- **Task details**
Answer with nothing but the number of lines that include the word "screenshot".

>> begin

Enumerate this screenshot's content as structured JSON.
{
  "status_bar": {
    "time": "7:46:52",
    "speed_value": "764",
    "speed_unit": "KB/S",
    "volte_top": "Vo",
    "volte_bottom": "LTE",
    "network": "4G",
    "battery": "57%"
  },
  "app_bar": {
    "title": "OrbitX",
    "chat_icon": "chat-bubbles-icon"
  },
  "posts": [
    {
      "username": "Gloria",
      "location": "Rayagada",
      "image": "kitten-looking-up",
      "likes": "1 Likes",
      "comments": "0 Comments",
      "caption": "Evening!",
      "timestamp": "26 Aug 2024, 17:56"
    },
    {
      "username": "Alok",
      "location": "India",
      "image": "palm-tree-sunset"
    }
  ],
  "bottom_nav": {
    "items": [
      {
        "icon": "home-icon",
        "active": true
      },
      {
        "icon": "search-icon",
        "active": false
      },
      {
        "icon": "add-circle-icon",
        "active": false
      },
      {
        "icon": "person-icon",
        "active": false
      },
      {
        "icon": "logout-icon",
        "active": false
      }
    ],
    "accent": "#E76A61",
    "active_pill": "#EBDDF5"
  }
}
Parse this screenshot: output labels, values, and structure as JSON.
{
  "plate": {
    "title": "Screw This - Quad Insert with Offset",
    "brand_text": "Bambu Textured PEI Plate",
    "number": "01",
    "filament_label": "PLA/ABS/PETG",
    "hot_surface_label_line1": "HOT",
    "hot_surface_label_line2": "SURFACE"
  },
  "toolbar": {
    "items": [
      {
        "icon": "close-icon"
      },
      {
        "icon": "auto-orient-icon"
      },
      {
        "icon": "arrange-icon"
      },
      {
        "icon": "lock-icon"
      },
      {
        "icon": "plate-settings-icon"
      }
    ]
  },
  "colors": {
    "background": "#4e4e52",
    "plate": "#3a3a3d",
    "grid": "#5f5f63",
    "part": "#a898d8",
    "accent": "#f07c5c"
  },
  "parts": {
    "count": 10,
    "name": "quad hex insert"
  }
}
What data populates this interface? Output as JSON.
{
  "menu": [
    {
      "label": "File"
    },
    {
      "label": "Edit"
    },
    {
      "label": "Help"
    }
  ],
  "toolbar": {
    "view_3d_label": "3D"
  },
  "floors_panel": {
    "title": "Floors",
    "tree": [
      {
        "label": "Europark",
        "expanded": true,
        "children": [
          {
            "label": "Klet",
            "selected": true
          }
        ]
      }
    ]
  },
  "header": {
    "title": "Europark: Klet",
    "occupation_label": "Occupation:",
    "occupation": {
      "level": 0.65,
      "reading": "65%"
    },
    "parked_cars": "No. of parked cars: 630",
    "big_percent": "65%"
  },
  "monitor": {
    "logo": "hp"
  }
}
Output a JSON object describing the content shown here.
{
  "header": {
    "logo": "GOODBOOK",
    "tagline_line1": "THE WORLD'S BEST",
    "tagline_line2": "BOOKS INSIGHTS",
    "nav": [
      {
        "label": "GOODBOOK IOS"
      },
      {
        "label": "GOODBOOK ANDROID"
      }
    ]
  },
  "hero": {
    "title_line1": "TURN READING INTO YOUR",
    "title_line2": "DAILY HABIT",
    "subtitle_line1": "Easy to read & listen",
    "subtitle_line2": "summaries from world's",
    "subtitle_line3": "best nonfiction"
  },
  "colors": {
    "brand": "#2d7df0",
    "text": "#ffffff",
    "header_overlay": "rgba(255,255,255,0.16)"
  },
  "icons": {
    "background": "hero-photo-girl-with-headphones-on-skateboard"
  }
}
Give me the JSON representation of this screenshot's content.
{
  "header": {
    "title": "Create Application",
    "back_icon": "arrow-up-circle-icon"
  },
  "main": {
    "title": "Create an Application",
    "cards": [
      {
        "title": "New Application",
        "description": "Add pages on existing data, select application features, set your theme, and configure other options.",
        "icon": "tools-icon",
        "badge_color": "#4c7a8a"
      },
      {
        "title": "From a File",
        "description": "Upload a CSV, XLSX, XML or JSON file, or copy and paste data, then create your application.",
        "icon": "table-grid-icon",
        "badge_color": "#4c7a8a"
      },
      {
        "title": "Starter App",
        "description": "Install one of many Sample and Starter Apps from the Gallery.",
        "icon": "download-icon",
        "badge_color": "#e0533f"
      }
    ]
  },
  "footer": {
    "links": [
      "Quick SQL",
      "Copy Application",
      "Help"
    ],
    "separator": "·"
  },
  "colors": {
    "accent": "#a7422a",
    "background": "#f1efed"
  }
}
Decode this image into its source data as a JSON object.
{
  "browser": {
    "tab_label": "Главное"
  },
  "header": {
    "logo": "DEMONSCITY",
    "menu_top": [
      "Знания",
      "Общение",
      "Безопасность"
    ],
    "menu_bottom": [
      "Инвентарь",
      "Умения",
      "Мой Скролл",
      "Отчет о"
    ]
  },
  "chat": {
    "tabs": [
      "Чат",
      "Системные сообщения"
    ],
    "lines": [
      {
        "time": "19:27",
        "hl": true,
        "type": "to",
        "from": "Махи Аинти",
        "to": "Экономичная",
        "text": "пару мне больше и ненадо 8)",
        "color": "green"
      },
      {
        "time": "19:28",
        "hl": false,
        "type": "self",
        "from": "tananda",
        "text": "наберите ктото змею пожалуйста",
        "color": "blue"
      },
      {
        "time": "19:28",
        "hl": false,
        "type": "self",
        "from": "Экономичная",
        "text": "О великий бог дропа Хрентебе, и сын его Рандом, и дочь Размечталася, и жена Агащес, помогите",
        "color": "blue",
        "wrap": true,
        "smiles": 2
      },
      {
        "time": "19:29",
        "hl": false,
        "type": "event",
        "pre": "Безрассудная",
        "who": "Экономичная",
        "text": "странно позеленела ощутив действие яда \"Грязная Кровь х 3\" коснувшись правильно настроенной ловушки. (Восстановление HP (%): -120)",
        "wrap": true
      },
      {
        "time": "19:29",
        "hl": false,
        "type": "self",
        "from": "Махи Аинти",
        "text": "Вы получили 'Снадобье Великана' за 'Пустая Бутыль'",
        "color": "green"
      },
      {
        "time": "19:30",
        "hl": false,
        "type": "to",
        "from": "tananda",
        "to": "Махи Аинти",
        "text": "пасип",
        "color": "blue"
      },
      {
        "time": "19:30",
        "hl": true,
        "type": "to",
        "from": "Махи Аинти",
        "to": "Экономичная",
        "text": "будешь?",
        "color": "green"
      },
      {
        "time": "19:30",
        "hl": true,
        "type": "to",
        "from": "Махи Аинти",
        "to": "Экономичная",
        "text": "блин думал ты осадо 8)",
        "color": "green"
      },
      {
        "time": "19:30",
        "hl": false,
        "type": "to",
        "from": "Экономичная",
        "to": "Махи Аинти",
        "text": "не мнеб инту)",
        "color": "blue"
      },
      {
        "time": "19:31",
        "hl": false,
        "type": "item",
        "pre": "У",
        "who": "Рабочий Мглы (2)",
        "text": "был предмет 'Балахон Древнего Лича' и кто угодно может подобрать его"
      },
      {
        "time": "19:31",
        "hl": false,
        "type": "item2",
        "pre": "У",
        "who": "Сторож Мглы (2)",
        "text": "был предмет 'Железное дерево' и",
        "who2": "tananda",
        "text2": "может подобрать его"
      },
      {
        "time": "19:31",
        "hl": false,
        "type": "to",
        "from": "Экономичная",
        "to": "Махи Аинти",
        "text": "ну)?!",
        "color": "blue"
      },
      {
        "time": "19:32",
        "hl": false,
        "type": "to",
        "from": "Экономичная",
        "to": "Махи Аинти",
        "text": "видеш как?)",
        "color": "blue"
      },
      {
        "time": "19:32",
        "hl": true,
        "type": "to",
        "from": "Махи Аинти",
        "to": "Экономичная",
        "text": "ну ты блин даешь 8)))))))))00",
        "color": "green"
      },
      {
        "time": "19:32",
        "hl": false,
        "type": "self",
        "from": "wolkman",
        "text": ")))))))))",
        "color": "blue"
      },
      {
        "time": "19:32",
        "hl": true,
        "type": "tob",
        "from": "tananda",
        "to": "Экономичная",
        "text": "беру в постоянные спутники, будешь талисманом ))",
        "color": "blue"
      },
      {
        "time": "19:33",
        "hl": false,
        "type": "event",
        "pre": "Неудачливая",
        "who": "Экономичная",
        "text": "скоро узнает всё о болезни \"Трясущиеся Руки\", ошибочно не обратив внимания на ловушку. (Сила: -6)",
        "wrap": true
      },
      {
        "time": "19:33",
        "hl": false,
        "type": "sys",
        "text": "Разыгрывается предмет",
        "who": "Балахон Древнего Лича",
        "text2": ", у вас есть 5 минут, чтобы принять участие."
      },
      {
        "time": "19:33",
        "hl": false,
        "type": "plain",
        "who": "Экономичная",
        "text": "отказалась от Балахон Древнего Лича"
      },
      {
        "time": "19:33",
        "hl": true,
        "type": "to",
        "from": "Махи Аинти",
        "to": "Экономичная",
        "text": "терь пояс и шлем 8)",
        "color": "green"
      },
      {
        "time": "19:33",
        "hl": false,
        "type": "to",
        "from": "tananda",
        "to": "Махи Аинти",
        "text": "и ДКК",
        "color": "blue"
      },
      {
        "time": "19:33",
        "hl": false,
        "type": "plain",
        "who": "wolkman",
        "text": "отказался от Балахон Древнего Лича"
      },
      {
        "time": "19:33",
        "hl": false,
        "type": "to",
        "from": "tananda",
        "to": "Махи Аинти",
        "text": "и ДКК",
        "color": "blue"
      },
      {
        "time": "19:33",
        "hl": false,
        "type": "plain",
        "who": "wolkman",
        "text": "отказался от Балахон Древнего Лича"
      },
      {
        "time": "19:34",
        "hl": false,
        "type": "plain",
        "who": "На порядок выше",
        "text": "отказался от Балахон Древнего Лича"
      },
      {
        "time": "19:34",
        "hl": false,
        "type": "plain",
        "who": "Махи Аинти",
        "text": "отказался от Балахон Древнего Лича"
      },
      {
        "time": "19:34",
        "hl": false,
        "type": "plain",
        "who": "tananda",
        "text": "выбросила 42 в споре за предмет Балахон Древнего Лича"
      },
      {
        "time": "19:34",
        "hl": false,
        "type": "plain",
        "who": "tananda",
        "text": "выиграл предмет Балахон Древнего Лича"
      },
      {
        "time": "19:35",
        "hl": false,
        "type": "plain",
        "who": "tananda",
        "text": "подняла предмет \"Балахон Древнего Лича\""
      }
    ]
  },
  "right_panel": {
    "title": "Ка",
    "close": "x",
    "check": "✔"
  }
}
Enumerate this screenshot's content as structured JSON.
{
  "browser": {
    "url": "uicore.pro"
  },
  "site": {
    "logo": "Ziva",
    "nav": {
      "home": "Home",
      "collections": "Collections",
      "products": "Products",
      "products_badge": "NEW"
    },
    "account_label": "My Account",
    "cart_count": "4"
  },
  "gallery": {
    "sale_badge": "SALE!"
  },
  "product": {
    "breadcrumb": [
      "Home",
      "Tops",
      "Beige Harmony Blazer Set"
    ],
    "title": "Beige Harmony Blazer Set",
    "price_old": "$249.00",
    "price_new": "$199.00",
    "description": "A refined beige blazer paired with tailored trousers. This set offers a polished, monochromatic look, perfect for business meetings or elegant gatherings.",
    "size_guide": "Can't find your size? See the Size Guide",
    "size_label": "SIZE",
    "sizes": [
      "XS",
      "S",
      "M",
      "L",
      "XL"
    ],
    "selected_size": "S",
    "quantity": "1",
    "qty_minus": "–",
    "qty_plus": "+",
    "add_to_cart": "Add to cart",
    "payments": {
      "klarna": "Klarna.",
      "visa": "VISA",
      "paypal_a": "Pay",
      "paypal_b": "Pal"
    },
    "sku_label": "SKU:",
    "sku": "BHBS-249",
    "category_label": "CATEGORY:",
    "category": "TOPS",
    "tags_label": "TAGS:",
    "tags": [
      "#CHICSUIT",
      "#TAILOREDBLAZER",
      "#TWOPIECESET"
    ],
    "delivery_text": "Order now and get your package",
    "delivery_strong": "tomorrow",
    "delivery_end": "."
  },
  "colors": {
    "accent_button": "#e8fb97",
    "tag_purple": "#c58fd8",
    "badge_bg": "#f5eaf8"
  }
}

>> end

- **The solution**
4